● What is asked
Everything from the line holding "Read out every word on this page." to the end of the listing below should be copied exactly, line for line, minus the pictures.

* start Information given *

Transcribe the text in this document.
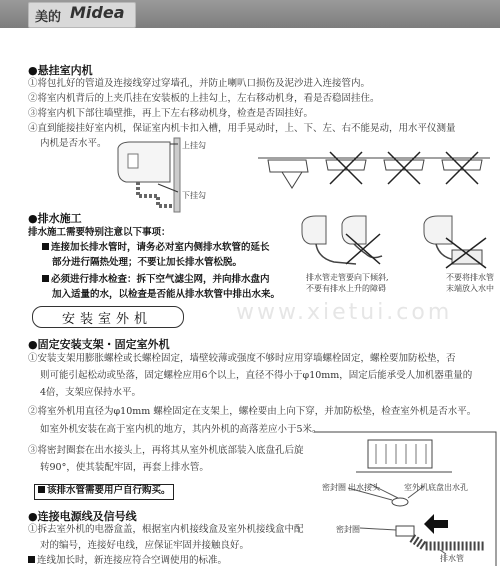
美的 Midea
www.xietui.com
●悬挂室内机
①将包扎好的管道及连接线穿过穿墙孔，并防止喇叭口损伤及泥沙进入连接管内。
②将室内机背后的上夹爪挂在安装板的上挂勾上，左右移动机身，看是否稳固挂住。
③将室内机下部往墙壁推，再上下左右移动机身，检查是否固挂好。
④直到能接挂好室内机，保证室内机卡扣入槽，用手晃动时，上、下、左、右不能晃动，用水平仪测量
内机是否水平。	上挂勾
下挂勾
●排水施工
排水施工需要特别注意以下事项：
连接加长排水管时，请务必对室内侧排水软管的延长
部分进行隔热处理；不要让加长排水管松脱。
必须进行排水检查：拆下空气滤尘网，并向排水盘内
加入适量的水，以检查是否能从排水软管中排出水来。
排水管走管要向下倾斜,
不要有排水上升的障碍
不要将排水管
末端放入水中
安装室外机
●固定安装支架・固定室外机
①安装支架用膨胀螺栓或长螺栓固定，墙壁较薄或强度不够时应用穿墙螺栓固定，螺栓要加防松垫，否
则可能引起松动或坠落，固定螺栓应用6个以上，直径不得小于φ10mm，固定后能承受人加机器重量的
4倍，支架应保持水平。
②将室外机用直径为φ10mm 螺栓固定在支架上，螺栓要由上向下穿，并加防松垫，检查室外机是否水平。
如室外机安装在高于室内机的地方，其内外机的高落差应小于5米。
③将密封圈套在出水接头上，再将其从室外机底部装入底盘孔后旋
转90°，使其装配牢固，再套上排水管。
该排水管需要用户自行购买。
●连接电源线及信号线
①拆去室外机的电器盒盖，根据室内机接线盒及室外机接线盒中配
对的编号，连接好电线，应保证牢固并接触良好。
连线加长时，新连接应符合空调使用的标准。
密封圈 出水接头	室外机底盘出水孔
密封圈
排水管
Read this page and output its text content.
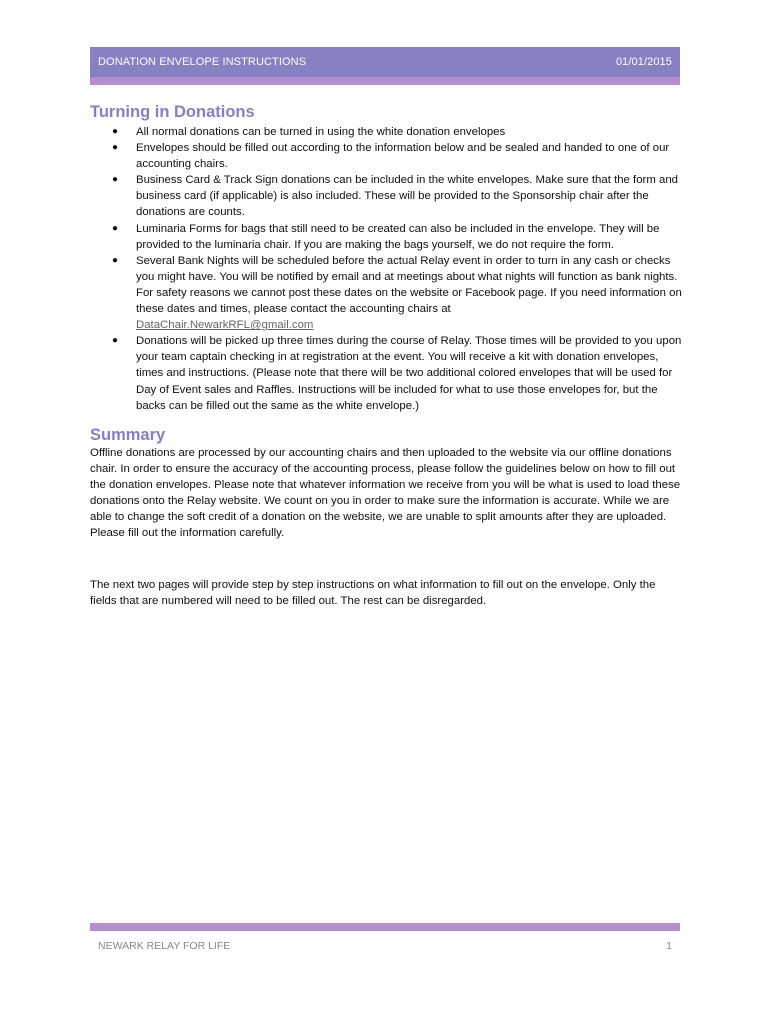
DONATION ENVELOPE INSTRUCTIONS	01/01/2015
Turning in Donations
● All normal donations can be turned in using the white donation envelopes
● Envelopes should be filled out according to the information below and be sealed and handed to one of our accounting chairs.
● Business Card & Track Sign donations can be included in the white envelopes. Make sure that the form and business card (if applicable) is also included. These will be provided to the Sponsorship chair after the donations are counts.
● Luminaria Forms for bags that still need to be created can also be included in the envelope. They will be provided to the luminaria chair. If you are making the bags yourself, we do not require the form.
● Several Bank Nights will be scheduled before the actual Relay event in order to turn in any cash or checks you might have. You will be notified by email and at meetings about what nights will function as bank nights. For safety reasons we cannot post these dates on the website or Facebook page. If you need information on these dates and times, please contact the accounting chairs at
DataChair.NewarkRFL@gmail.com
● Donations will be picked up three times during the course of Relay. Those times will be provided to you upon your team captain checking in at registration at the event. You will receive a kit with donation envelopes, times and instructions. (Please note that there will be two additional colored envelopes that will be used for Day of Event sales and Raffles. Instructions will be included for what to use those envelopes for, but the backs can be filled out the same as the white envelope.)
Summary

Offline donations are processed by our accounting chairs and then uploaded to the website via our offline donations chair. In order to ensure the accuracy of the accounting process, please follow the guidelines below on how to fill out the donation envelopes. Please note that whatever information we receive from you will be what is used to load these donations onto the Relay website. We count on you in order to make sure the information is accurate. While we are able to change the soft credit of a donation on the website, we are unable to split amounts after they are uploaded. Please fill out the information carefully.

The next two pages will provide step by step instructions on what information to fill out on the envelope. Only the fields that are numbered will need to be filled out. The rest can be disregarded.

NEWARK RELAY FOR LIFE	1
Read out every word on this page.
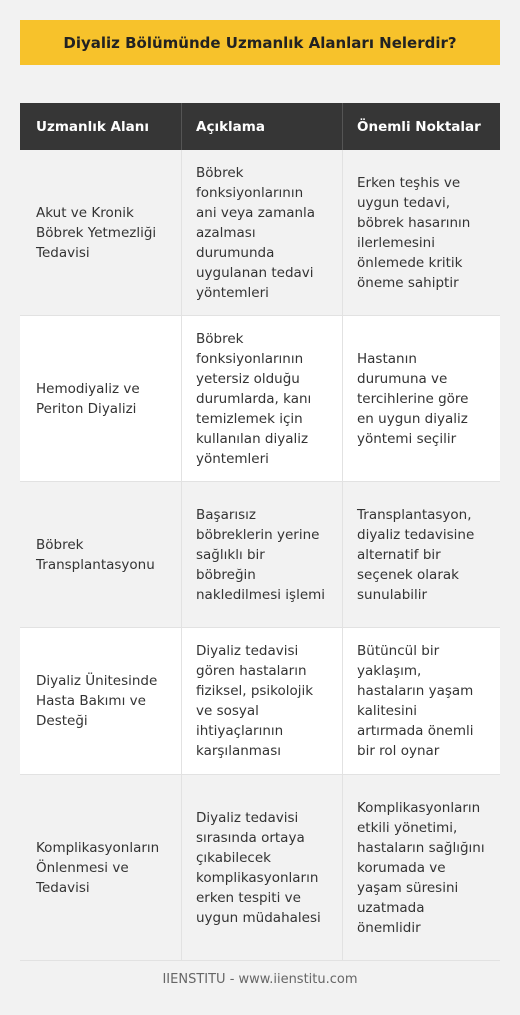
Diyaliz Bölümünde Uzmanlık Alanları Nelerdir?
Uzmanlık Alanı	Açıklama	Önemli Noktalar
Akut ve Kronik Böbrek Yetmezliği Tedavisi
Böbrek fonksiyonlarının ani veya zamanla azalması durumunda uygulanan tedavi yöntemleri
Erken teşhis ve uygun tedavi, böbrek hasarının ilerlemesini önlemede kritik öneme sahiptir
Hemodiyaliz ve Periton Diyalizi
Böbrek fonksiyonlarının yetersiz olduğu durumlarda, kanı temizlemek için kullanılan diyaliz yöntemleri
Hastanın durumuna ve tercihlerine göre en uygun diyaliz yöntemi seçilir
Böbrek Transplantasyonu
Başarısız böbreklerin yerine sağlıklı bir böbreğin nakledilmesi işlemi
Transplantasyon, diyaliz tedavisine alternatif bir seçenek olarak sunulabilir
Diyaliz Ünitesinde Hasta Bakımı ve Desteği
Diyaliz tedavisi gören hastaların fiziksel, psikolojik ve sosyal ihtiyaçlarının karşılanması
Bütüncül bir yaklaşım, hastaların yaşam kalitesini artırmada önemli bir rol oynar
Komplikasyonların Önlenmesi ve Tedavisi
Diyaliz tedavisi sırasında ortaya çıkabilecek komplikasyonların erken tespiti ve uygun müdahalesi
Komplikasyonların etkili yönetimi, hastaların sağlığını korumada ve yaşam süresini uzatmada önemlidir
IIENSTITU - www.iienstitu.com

* end Information given *

● Response
Read out every word on this page.
Diyaliz Bölümünde Uzmanlık Alanları Nelerdir?
Uzmanlık Alanı	Açıklama	Önemli Noktalar
Akut ve Kronik Böbrek Yetmezliği Tedavisi
Böbrek fonksiyonlarının ani veya zamanla azalması durumunda uygulanan tedavi yöntemleri
Erken teşhis ve uygun tedavi, böbrek hasarının ilerlemesini önlemede kritik öneme sahiptir
Hemodiyaliz ve Periton Diyalizi
Böbrek fonksiyonlarının yetersiz olduğu durumlarda, kanı temizlemek için kullanılan diyaliz yöntemleri
Hastanın durumuna ve tercihlerine göre en uygun diyaliz yöntemi seçilir
Böbrek Transplantasyonu
Başarısız böbreklerin yerine sağlıklı bir böbreğin nakledilmesi işlemi
Transplantasyon, diyaliz tedavisine alternatif bir seçenek olarak sunulabilir
Diyaliz Ünitesinde Hasta Bakımı ve Desteği
Diyaliz tedavisi gören hastaların fiziksel, psikolojik ve sosyal ihtiyaçlarının karşılanması
Bütüncül bir yaklaşım, hastaların yaşam kalitesini artırmada önemli bir rol oynar
Komplikasyonların Önlenmesi ve Tedavisi
Diyaliz tedavisi sırasında ortaya çıkabilecek komplikasyonların erken tespiti ve uygun müdahalesi
Komplikasyonların etkili yönetimi, hastaların sağlığını korumada ve yaşam süresini uzatmada önemlidir
IIENSTITU - www.iienstitu.com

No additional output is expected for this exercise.